» What is being asked: Reproduce word for word everything in the entries from the first line down to the line containing "quantity: 1 — [867, 1211, 879, 1235]", both included.

[Layout element entries]
+ + +

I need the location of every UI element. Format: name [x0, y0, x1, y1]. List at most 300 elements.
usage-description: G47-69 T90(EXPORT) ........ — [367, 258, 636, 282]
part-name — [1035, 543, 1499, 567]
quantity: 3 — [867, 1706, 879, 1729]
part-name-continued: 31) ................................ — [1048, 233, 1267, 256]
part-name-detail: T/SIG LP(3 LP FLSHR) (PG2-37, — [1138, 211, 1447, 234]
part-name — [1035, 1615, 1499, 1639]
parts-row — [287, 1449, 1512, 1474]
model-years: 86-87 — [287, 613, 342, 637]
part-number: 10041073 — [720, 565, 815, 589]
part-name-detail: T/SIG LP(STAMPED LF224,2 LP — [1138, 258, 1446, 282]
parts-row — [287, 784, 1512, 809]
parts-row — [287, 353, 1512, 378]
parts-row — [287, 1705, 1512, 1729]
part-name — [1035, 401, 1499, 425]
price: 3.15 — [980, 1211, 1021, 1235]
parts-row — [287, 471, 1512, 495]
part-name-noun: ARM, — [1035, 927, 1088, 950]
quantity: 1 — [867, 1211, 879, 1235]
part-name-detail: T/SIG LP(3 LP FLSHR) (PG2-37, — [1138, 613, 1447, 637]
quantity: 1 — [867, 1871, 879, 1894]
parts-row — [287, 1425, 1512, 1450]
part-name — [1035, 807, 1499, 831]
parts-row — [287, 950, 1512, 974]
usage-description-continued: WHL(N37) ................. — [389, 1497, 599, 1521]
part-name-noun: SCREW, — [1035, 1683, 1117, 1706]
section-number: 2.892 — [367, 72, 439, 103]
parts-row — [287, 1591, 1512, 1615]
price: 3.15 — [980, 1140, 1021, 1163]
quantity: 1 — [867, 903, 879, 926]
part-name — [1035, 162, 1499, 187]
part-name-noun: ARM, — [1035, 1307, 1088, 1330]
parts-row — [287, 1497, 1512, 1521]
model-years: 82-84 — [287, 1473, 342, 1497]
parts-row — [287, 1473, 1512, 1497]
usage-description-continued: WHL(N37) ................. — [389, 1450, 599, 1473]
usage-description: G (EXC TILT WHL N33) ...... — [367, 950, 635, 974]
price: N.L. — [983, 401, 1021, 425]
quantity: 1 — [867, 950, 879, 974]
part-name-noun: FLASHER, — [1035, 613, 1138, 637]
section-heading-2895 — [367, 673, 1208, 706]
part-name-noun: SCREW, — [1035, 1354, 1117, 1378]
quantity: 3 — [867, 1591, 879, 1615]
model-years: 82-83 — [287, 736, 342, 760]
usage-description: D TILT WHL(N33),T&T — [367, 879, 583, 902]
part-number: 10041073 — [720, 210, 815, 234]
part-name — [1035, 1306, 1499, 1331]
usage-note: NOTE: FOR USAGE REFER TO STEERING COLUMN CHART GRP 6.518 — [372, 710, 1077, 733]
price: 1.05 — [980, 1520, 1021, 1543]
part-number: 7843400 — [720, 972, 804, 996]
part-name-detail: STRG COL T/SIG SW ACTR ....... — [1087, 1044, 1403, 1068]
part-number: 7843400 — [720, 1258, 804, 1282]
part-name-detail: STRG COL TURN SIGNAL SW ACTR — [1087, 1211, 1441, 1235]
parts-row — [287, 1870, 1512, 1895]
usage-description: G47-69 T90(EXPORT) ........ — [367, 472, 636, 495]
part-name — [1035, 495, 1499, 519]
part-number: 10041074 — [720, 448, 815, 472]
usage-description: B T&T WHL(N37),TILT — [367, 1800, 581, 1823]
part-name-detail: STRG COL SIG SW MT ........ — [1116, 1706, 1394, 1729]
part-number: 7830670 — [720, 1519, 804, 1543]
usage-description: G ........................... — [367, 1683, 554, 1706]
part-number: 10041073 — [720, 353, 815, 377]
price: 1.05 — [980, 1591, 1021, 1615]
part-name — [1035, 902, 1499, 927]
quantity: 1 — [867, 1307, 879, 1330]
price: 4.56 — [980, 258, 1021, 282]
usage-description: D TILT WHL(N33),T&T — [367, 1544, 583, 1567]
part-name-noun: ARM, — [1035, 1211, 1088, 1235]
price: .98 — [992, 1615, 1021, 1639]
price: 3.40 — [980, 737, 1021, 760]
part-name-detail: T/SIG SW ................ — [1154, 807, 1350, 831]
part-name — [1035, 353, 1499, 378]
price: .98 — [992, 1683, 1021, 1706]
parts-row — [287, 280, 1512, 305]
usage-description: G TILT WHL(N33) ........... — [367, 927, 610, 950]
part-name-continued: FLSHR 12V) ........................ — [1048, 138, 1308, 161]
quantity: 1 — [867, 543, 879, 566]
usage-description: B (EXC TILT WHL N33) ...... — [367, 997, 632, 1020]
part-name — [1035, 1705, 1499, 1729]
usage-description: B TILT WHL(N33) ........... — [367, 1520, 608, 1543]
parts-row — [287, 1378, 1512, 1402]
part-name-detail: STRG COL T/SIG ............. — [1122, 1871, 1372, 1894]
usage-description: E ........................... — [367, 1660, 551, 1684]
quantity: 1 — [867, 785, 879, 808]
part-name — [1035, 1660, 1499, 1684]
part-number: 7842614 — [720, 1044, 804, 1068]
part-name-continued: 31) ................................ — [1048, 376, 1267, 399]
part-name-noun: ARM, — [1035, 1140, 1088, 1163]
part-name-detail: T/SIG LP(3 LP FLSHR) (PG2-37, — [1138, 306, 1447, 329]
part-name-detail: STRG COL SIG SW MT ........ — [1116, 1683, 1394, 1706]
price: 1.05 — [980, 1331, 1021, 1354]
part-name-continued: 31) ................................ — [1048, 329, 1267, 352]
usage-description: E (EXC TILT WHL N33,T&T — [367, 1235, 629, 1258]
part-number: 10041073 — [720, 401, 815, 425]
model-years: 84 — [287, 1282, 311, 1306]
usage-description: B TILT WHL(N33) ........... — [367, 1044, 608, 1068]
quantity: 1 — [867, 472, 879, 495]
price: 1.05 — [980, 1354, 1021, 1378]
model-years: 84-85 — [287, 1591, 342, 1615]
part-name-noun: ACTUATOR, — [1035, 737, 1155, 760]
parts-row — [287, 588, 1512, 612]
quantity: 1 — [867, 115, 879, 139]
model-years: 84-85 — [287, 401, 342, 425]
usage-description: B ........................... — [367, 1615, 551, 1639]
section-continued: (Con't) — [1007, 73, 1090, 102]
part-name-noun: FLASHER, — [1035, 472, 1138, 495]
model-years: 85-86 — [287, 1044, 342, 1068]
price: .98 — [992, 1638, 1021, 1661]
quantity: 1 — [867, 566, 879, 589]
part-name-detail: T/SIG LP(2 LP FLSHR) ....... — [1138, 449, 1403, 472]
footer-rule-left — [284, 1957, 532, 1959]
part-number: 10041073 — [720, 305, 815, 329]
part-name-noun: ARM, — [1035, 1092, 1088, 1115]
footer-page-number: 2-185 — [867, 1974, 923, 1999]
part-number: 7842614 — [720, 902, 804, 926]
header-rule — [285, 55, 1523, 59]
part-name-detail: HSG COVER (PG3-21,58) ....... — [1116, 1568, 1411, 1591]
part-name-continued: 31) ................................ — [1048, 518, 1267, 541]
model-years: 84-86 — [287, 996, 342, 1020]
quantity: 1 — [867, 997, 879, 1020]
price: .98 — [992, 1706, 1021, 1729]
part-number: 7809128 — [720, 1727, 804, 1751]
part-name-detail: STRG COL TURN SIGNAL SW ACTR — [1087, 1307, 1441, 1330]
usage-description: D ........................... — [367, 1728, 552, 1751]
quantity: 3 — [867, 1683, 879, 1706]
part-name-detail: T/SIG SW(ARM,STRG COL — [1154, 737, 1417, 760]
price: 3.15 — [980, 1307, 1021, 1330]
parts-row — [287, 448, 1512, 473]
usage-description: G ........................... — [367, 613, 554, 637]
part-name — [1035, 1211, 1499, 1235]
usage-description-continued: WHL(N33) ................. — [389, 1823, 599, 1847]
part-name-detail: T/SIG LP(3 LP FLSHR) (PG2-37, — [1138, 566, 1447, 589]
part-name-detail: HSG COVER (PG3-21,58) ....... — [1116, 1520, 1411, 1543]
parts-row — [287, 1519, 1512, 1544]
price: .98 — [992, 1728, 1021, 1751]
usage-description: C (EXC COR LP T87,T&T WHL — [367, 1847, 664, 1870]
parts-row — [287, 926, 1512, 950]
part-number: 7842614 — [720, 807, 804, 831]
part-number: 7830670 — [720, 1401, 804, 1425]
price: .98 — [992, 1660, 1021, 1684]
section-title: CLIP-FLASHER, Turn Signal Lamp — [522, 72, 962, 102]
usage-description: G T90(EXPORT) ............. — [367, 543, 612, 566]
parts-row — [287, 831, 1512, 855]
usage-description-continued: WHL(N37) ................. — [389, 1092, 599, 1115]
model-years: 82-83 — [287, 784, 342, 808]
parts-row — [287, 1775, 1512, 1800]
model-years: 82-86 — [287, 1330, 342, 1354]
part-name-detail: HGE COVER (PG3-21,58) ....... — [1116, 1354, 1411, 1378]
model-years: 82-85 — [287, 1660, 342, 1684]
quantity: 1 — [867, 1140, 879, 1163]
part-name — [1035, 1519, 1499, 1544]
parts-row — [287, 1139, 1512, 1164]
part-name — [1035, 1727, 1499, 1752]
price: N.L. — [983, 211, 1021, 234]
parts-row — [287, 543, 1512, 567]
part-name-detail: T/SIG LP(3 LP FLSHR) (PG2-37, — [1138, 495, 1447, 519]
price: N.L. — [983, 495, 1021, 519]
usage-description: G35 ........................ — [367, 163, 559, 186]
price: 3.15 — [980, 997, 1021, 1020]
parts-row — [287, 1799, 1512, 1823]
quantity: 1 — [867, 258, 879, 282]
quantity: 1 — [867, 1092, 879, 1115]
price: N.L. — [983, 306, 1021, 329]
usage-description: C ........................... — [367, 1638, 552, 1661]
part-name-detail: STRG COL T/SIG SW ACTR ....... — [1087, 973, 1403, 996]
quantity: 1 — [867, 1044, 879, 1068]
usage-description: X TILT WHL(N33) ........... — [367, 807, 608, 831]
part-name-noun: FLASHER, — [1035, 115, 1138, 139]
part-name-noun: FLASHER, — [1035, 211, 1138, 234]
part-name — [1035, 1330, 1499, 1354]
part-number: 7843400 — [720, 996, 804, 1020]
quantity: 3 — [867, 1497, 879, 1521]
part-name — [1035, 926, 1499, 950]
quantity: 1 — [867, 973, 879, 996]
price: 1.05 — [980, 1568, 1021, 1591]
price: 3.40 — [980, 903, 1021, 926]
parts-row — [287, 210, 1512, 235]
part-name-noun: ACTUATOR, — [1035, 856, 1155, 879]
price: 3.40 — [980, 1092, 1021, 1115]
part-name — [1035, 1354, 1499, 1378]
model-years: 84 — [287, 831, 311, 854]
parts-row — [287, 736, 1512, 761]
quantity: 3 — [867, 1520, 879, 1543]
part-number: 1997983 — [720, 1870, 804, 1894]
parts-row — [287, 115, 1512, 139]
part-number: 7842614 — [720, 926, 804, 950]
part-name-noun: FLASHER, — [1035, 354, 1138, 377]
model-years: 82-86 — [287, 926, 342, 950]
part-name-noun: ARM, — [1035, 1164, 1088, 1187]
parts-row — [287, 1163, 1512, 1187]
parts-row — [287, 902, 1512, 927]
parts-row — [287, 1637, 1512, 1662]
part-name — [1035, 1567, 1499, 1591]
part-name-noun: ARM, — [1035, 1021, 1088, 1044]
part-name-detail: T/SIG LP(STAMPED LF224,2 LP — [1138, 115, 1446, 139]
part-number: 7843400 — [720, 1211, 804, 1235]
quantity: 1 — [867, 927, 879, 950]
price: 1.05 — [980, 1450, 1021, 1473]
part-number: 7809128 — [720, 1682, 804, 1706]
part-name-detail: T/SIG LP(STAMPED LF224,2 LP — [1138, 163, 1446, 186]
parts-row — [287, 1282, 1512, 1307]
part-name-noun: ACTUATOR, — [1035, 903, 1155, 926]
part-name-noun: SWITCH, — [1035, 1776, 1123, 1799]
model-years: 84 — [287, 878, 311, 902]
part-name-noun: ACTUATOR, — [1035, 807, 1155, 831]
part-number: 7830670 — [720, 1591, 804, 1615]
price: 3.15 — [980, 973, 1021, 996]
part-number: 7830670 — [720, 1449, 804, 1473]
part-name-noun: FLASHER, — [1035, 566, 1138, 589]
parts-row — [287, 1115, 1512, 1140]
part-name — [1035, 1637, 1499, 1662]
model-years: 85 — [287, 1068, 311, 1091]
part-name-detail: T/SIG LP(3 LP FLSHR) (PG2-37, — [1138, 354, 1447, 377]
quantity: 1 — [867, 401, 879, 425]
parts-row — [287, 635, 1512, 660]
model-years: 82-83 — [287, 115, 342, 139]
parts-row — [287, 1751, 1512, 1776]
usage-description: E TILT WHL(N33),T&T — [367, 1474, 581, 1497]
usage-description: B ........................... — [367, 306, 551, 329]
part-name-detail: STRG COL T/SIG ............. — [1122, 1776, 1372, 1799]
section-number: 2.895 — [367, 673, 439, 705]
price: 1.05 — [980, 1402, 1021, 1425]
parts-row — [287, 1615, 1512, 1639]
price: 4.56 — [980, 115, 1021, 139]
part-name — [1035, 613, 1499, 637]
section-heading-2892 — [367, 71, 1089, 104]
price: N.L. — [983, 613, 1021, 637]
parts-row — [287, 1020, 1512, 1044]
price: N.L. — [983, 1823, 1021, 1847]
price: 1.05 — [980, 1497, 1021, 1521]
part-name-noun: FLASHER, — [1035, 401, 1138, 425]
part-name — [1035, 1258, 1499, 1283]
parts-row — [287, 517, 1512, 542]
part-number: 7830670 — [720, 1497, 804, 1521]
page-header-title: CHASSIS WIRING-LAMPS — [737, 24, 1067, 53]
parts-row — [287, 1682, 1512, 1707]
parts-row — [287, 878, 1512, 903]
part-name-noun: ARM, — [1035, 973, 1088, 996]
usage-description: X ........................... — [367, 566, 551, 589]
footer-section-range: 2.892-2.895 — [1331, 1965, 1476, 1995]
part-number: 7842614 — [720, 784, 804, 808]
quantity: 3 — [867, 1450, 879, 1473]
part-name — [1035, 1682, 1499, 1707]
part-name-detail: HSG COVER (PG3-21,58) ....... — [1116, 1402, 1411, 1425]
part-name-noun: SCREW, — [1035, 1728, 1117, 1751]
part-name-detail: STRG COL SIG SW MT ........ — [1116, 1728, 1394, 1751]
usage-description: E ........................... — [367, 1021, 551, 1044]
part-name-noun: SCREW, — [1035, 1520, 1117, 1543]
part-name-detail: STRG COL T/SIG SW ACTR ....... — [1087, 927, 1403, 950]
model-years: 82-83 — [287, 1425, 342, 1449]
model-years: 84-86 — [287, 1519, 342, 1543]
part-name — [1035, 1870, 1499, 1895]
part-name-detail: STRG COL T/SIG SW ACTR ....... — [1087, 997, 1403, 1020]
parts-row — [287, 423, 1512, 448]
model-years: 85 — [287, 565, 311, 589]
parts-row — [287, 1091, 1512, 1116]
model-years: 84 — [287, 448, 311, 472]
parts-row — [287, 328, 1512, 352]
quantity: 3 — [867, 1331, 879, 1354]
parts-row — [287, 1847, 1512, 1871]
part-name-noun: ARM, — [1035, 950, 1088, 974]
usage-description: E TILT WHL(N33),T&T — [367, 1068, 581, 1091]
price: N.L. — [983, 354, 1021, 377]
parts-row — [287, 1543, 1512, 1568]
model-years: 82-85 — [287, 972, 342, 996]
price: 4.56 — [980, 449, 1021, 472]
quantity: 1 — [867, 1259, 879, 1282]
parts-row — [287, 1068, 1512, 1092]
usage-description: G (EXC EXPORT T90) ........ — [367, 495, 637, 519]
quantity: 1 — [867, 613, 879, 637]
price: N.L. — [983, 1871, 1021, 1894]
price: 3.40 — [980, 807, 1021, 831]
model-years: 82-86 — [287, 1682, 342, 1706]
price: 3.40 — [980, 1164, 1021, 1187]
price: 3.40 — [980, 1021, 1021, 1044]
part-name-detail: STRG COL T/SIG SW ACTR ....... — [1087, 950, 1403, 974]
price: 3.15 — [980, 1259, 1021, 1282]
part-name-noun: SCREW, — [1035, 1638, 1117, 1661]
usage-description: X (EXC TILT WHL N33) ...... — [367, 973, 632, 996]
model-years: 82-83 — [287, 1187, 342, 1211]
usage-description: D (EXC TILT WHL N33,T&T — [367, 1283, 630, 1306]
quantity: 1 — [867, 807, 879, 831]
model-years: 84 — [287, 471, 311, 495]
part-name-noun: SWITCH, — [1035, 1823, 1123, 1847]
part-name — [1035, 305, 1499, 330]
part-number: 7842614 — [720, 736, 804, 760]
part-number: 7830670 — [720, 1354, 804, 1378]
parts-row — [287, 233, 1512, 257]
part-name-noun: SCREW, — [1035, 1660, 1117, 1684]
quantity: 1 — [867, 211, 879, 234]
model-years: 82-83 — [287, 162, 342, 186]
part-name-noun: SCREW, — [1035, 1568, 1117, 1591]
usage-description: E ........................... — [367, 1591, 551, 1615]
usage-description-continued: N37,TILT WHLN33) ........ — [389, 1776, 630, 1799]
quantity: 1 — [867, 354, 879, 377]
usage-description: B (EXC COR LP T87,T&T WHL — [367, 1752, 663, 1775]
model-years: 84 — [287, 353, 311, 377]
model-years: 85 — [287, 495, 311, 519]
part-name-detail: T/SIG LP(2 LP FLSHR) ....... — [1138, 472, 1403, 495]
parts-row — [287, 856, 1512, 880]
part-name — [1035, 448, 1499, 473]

+ + +

» Task answer:
I need the location of every UI element. Format: name [x0, y0, x1, y1]. List at most 300 elements.
usage-description: G47-69 T90(EXPORT) ........ — [367, 258, 636, 282]
part-name — [1035, 543, 1499, 567]
quantity: 3 — [867, 1706, 879, 1729]
part-name-continued: 31) ................................ — [1048, 233, 1267, 256]
part-name-detail: T/SIG LP(3 LP FLSHR) (PG2-37, — [1138, 211, 1447, 234]
part-name — [1035, 1615, 1499, 1639]
parts-row — [287, 1449, 1512, 1474]
model-years: 86-87 — [287, 613, 342, 637]
part-number: 10041073 — [720, 565, 815, 589]
part-name-detail: T/SIG LP(STAMPED LF224,2 LP — [1138, 258, 1446, 282]
parts-row — [287, 784, 1512, 809]
parts-row — [287, 353, 1512, 378]
parts-row — [287, 1705, 1512, 1729]
part-name — [1035, 401, 1499, 425]
price: 3.15 — [980, 1211, 1021, 1235]
parts-row — [287, 471, 1512, 495]
part-name-noun: ARM, — [1035, 927, 1088, 950]
quantity: 1 — [867, 1211, 879, 1235]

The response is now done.